> [WORK REQUIRED]:
Each entry in the listing below should be restated word for word.

> [TASK INPUTS]:
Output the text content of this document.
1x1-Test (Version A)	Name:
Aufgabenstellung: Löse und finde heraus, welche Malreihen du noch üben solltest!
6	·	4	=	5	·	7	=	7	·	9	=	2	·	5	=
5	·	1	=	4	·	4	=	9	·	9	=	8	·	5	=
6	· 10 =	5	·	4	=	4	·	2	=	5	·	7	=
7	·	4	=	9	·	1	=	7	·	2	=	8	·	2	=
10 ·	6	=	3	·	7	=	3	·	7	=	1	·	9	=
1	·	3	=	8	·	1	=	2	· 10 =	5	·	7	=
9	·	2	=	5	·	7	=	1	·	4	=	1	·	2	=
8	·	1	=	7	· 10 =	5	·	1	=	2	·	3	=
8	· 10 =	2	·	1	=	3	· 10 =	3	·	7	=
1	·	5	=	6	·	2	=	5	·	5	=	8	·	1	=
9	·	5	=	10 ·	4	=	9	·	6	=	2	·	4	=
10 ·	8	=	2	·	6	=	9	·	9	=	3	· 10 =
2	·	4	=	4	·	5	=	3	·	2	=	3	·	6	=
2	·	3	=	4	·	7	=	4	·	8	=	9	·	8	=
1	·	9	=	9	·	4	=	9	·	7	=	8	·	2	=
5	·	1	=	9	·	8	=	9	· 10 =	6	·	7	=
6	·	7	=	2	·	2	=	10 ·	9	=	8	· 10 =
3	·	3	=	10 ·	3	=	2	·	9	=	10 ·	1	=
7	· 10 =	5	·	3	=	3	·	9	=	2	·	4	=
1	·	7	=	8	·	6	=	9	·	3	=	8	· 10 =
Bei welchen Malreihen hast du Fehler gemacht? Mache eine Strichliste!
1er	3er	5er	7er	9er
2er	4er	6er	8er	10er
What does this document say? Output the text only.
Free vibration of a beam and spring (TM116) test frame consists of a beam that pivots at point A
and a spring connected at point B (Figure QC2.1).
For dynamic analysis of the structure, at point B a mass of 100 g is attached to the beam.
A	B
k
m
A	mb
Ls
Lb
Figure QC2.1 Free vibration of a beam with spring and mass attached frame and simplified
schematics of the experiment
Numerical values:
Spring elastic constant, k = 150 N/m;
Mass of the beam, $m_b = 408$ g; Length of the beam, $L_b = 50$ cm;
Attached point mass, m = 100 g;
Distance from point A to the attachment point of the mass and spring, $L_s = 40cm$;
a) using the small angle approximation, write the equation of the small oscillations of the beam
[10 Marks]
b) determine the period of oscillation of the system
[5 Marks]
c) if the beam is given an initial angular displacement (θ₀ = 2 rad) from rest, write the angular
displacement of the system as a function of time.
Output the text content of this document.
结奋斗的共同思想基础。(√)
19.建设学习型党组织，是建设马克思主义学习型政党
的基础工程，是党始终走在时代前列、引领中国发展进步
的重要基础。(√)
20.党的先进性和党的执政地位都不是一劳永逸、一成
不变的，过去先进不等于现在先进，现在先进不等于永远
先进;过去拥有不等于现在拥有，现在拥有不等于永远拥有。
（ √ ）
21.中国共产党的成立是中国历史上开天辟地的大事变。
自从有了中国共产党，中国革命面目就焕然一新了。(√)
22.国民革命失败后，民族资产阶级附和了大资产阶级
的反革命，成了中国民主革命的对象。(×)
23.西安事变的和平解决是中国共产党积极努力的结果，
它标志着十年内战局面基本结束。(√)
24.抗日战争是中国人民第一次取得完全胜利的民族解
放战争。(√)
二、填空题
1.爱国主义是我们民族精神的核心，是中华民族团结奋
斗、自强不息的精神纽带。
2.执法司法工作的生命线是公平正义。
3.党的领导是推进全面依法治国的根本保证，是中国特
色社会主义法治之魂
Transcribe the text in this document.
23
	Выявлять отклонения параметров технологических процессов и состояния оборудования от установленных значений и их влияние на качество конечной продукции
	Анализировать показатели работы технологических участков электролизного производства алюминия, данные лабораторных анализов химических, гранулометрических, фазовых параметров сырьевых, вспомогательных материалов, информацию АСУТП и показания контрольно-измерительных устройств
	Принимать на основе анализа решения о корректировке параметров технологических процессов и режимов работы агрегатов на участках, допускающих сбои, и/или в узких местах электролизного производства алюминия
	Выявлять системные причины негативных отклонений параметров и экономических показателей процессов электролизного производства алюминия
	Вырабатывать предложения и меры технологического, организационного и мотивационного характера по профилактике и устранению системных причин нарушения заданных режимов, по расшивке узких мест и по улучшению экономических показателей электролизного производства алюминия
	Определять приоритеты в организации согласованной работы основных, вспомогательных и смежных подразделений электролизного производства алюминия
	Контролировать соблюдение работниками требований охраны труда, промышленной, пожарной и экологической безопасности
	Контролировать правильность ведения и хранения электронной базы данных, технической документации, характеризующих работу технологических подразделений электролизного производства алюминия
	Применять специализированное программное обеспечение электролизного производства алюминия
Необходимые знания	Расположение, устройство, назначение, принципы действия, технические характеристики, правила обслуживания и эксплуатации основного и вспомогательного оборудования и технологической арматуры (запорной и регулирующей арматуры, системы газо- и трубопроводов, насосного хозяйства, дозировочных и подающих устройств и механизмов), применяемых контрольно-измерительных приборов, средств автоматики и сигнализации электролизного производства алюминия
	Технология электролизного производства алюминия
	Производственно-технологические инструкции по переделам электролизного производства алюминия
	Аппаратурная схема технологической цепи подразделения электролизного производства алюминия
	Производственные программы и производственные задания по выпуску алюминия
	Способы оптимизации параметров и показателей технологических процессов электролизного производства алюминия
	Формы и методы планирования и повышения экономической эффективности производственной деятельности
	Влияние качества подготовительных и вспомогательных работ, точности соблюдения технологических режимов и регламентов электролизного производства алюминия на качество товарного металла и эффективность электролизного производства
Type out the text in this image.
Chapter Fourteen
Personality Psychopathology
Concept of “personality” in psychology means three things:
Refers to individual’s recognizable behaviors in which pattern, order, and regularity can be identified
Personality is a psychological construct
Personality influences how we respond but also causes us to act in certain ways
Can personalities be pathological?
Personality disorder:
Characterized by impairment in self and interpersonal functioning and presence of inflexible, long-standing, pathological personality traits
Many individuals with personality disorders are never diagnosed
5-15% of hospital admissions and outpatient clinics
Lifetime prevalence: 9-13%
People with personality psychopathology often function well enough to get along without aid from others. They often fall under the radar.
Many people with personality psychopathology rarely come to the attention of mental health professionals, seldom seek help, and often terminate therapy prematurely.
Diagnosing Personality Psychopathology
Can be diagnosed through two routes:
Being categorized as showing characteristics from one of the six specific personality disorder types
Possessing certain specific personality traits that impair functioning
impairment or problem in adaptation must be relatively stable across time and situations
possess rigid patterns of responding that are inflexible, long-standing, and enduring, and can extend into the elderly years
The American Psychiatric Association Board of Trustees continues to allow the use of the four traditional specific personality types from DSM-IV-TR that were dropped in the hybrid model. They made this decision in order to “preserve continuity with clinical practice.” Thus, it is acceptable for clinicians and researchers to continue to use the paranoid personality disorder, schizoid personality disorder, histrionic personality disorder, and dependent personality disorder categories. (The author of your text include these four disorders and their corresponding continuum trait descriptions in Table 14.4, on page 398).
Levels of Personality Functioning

> [REPLY TO THE EXERCISE]:
Output the text content of this document.
1x1-Test (Version A)	Name:
Aufgabenstellung: Löse und finde heraus, welche Malreihen du noch üben solltest!
6	·	4	=	5	·	7	=	7	·	9	=	2	·	5	=
5	·	1	=	4	·	4	=	9	·	9	=	8	·	5	=
6	· 10 =	5	·	4	=	4	·	2	=	5	·	7	=
7	·	4	=	9	·	1	=	7	·	2	=	8	·	2	=
10 ·	6	=	3	·	7	=	3	·	7	=	1	·	9	=
1	·	3	=	8	·	1	=	2	· 10 =	5	·	7	=
9	·	2	=	5	·	7	=	1	·	4	=	1	·	2	=
8	·	1	=	7	· 10 =	5	·	1	=	2	·	3	=
8	· 10 =	2	·	1	=	3	· 10 =	3	·	7	=
1	·	5	=	6	·	2	=	5	·	5	=	8	·	1	=
9	·	5	=	10 ·	4	=	9	·	6	=	2	·	4	=
10 ·	8	=	2	·	6	=	9	·	9	=	3	· 10 =
2	·	4	=	4	·	5	=	3	·	2	=	3	·	6	=
2	·	3	=	4	·	7	=	4	·	8	=	9	·	8	=
1	·	9	=	9	·	4	=	9	·	7	=	8	·	2	=
5	·	1	=	9	·	8	=	9	· 10 =	6	·	7	=
6	·	7	=	2	·	2	=	10 ·	9	=	8	· 10 =
3	·	3	=	10 ·	3	=	2	·	9	=	10 ·	1	=
7	· 10 =	5	·	3	=	3	·	9	=	2	·	4	=
1	·	7	=	8	·	6	=	9	·	3	=	8	· 10 =
Bei welchen Malreihen hast du Fehler gemacht? Mache eine Strichliste!
1er	3er	5er	7er	9er
2er	4er	6er	8er	10er
What does this document say? Output the text only.
Free vibration of a beam and spring (TM116) test frame consists of a beam that pivots at point A
and a spring connected at point B (Figure QC2.1).
For dynamic analysis of the structure, at point B a mass of 100 g is attached to the beam.
A	B
k
m
A	mb
Ls
Lb
Figure QC2.1 Free vibration of a beam with spring and mass attached frame and simplified
schematics of the experiment
Numerical values:
Spring elastic constant, k = 150 N/m;
Mass of the beam, $m_b = 408$ g; Length of the beam, $L_b = 50$ cm;
Attached point mass, m = 100 g;
Distance from point A to the attachment point of the mass and spring, $L_s = 40cm$;
a) using the small angle approximation, write the equation of the small oscillations of the beam
[10 Marks]
b) determine the period of oscillation of the system
[5 Marks]
c) if the beam is given an initial angular displacement (θ₀ = 2 rad) from rest, write the angular
displacement of the system as a function of time.
Output the text content of this document.
结奋斗的共同思想基础。(√)
19.建设学习型党组织，是建设马克思主义学习型政党
的基础工程，是党始终走在时代前列、引领中国发展进步
的重要基础。(√)
20.党的先进性和党的执政地位都不是一劳永逸、一成
不变的，过去先进不等于现在先进，现在先进不等于永远
先进;过去拥有不等于现在拥有，现在拥有不等于永远拥有。
（ √ ）
21.中国共产党的成立是中国历史上开天辟地的大事变。
自从有了中国共产党，中国革命面目就焕然一新了。(√)
22.国民革命失败后，民族资产阶级附和了大资产阶级
的反革命，成了中国民主革命的对象。(×)
23.西安事变的和平解决是中国共产党积极努力的结果，
它标志着十年内战局面基本结束。(√)
24.抗日战争是中国人民第一次取得完全胜利的民族解
放战争。(√)
二、填空题
1.爱国主义是我们民族精神的核心，是中华民族团结奋
斗、自强不息的精神纽带。
2.执法司法工作的生命线是公平正义。
3.党的领导是推进全面依法治国的根本保证，是中国特
色社会主义法治之魂
Transcribe the text in this document.
23
	Выявлять отклонения параметров технологических процессов и состояния оборудования от установленных значений и их влияние на качество конечной продукции
	Анализировать показатели работы технологических участков электролизного производства алюминия, данные лабораторных анализов химических, гранулометрических, фазовых параметров сырьевых, вспомогательных материалов, информацию АСУТП и показания контрольно-измерительных устройств
	Принимать на основе анализа решения о корректировке параметров технологических процессов и режимов работы агрегатов на участках, допускающих сбои, и/или в узких местах электролизного производства алюминия
	Выявлять системные причины негативных отклонений параметров и экономических показателей процессов электролизного производства алюминия
	Вырабатывать предложения и меры технологического, организационного и мотивационного характера по профилактике и устранению системных причин нарушения заданных режимов, по расшивке узких мест и по улучшению экономических показателей электролизного производства алюминия
	Определять приоритеты в организации согласованной работы основных, вспомогательных и смежных подразделений электролизного производства алюминия
	Контролировать соблюдение работниками требований охраны труда, промышленной, пожарной и экологической безопасности
	Контролировать правильность ведения и хранения электронной базы данных, технической документации, характеризующих работу технологических подразделений электролизного производства алюминия
	Применять специализированное программное обеспечение электролизного производства алюминия
Необходимые знания	Расположение, устройство, назначение, принципы действия, технические характеристики, правила обслуживания и эксплуатации основного и вспомогательного оборудования и технологической арматуры (запорной и регулирующей арматуры, системы газо- и трубопроводов, насосного хозяйства, дозировочных и подающих устройств и механизмов), применяемых контрольно-измерительных приборов, средств автоматики и сигнализации электролизного производства алюминия
	Технология электролизного производства алюминия
	Производственно-технологические инструкции по переделам электролизного производства алюминия
	Аппаратурная схема технологической цепи подразделения электролизного производства алюминия
	Производственные программы и производственные задания по выпуску алюминия
	Способы оптимизации параметров и показателей технологических процессов электролизного производства алюминия
	Формы и методы планирования и повышения экономической эффективности производственной деятельности
	Влияние качества подготовительных и вспомогательных работ, точности соблюдения технологических режимов и регламентов электролизного производства алюминия на качество товарного металла и эффективность электролизного производства
Type out the text in this image.
Chapter Fourteen
Personality Psychopathology
Concept of “personality” in psychology means three things:
Refers to individual’s recognizable behaviors in which pattern, order, and regularity can be identified
Personality is a psychological construct
Personality influences how we respond but also causes us to act in certain ways
Can personalities be pathological?
Personality disorder:
Characterized by impairment in self and interpersonal functioning and presence of inflexible, long-standing, pathological personality traits
Many individuals with personality disorders are never diagnosed
5-15% of hospital admissions and outpatient clinics
Lifetime prevalence: 9-13%
People with personality psychopathology often function well enough to get along without aid from others. They often fall under the radar.
Many people with personality psychopathology rarely come to the attention of mental health professionals, seldom seek help, and often terminate therapy prematurely.
Diagnosing Personality Psychopathology
Can be diagnosed through two routes:
Being categorized as showing characteristics from one of the six specific personality disorder types
Possessing certain specific personality traits that impair functioning
impairment or problem in adaptation must be relatively stable across time and situations
possess rigid patterns of responding that are inflexible, long-standing, and enduring, and can extend into the elderly years
The American Psychiatric Association Board of Trustees continues to allow the use of the four traditional specific personality types from DSM-IV-TR that were dropped in the hybrid model. They made this decision in order to “preserve continuity with clinical practice.” Thus, it is acceptable for clinicians and researchers to continue to use the paranoid personality disorder, schizoid personality disorder, histrionic personality disorder, and dependent personality disorder categories. (The author of your text include these four disorders and their corresponding continuum trait descriptions in Table 14.4, on page 398).
Levels of Personality Functioning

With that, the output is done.